━━━━━ Data provided
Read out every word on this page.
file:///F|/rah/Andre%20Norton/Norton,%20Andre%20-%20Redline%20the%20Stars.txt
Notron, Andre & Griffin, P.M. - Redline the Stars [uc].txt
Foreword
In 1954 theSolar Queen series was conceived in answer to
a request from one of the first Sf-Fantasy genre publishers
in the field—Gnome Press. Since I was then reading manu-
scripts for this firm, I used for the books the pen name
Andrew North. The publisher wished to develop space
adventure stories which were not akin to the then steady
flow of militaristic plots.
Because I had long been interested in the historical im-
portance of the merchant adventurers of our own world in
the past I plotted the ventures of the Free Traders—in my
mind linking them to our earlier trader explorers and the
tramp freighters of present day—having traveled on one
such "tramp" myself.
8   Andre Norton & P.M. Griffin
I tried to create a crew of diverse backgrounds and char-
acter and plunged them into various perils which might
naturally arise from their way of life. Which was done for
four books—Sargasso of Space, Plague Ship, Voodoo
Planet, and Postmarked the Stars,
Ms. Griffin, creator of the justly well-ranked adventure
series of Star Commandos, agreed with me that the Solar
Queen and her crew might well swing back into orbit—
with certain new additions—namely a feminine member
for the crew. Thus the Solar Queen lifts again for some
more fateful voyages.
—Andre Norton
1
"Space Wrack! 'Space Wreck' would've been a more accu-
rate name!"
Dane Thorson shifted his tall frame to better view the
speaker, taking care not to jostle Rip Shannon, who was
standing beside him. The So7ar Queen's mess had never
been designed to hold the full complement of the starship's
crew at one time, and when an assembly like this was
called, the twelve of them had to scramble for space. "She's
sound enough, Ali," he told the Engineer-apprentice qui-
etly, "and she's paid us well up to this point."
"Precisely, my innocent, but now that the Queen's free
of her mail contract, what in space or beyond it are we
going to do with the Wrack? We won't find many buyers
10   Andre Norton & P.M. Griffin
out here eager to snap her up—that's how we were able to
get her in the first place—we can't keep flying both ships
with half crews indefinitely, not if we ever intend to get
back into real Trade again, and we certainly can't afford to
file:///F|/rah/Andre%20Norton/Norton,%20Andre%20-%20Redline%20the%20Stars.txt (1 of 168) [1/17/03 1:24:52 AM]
━━━━━━━━━━
:: The request ::
Search the data for the string "that" and copy each line where it appears.

:: Worked answer ::
series of Star Commandos, agreed with me that the Solar
"Precisely, my innocent, but now that the Queen's free
out here eager to snap her up—that's how we were able to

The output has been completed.